Find and return each line containing "变量可分离方程的解法".

>> start

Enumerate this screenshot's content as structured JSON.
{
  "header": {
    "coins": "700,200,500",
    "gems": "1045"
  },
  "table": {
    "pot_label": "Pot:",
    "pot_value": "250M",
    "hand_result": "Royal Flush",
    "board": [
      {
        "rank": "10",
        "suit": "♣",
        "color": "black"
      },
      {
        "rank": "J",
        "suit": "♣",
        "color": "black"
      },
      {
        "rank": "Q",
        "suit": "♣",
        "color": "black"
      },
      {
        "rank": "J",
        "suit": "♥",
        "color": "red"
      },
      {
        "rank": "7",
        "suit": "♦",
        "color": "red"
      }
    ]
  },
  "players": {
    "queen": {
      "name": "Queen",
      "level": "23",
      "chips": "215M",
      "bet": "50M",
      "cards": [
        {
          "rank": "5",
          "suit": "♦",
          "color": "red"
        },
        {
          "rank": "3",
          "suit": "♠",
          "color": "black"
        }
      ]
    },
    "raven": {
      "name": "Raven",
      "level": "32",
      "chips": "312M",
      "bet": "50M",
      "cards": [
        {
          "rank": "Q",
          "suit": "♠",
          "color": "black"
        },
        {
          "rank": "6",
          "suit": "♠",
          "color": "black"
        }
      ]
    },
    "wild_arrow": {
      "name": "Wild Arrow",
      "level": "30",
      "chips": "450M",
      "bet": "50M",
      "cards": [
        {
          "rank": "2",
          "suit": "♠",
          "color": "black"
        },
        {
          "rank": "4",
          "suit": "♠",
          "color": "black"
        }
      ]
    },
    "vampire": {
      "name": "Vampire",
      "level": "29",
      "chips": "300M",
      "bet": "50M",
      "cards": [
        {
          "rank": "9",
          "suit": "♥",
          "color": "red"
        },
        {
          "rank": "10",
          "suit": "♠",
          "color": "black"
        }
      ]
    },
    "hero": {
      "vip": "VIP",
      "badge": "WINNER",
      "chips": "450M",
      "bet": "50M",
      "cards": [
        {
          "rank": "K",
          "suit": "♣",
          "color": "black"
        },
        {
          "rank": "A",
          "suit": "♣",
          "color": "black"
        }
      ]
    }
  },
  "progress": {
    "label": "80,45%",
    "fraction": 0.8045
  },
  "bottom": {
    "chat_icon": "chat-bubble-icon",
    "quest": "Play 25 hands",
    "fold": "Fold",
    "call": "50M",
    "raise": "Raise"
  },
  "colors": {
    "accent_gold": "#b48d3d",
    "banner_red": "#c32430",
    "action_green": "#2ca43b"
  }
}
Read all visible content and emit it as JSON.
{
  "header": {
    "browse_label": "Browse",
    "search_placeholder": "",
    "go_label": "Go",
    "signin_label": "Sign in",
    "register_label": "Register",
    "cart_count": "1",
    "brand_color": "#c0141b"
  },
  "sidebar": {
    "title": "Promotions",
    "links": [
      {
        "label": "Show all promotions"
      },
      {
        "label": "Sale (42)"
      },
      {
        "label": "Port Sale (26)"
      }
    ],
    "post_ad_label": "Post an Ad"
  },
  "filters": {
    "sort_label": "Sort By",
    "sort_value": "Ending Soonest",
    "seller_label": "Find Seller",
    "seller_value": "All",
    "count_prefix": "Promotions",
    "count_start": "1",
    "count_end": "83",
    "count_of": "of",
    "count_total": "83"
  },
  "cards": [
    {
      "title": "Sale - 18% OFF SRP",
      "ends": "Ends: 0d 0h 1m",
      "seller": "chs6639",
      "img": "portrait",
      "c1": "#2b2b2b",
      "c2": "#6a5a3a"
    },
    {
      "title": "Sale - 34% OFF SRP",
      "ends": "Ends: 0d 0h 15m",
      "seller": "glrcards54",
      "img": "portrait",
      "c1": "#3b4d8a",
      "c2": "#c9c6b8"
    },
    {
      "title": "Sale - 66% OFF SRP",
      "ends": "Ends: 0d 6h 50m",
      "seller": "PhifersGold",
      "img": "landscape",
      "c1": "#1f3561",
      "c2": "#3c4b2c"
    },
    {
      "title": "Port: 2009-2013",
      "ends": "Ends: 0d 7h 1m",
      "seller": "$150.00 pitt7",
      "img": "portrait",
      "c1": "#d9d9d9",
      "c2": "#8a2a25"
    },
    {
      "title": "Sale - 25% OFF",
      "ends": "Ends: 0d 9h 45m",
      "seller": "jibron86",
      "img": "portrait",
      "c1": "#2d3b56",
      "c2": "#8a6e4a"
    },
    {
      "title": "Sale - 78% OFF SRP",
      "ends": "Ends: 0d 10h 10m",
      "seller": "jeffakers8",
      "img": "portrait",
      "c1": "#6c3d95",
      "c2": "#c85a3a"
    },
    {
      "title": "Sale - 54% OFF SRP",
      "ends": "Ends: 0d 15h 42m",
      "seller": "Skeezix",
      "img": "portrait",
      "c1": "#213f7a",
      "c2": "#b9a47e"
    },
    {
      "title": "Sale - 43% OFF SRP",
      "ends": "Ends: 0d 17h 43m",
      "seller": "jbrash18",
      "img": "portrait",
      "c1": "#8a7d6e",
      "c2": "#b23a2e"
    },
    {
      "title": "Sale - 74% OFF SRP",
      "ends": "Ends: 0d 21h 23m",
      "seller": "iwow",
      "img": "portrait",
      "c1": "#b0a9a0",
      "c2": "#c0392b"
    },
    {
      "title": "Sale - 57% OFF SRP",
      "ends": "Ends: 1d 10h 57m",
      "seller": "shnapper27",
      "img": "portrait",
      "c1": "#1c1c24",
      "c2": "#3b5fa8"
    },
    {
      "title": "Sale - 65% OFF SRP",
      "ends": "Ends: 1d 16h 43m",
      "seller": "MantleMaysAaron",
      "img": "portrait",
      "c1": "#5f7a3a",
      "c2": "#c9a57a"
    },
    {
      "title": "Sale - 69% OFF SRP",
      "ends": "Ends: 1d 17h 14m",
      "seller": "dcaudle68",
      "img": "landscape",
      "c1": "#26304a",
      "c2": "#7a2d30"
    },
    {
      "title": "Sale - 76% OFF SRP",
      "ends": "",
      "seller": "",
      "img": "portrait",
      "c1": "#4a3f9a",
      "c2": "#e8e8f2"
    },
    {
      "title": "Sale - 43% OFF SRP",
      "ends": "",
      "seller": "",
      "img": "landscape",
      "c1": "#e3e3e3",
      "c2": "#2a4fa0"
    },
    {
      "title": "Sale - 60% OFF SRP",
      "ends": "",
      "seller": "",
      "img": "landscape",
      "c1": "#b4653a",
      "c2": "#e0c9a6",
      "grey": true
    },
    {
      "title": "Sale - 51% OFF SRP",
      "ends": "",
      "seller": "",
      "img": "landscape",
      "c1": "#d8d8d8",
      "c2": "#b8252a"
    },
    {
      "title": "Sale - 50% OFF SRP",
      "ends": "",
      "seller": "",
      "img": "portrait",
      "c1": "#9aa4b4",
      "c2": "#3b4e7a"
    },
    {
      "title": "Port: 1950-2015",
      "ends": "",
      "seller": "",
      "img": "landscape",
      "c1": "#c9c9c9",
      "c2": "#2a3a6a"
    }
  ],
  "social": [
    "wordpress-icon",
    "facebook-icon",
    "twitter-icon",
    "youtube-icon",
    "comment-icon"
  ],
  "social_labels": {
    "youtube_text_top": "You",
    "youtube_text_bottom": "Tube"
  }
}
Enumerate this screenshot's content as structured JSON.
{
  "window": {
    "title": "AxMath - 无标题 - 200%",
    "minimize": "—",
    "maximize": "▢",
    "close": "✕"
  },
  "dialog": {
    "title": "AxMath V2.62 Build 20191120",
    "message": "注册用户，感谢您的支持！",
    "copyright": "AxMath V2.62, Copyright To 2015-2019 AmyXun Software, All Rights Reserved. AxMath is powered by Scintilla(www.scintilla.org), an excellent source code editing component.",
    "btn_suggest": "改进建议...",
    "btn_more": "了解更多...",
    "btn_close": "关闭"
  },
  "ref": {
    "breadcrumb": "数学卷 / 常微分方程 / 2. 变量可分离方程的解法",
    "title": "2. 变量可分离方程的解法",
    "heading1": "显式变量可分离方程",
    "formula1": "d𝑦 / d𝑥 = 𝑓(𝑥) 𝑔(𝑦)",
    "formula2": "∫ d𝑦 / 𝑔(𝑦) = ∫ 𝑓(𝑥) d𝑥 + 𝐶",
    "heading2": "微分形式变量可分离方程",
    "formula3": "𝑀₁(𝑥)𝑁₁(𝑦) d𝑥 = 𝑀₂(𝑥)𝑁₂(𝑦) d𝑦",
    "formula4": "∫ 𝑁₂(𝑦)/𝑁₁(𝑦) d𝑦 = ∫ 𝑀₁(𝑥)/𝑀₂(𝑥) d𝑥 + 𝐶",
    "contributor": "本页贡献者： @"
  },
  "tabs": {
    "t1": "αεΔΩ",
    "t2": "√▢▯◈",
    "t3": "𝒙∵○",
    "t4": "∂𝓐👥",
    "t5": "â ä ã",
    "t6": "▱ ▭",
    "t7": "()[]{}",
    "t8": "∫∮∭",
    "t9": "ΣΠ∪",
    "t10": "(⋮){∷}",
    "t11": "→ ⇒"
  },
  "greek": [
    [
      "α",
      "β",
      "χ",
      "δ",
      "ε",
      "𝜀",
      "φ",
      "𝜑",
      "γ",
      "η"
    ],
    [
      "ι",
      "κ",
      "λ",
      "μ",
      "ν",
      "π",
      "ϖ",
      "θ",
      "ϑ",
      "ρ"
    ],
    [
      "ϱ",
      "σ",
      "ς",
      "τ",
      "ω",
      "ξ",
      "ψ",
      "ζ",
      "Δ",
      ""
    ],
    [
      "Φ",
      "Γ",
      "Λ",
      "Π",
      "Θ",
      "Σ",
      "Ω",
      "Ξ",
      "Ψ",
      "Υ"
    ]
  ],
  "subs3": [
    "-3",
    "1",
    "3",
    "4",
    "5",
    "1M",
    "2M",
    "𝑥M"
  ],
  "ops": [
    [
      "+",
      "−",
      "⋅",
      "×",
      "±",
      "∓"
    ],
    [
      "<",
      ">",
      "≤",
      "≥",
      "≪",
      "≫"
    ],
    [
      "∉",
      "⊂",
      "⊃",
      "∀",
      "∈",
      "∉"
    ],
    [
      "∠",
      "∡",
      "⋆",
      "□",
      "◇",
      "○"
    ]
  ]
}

>> end

**Output for this task:**
    "breadcrumb": "数学卷 / 常微分方程 / 2. 变量可分离方程的解法",
    "title": "2. 变量可分离方程的解法",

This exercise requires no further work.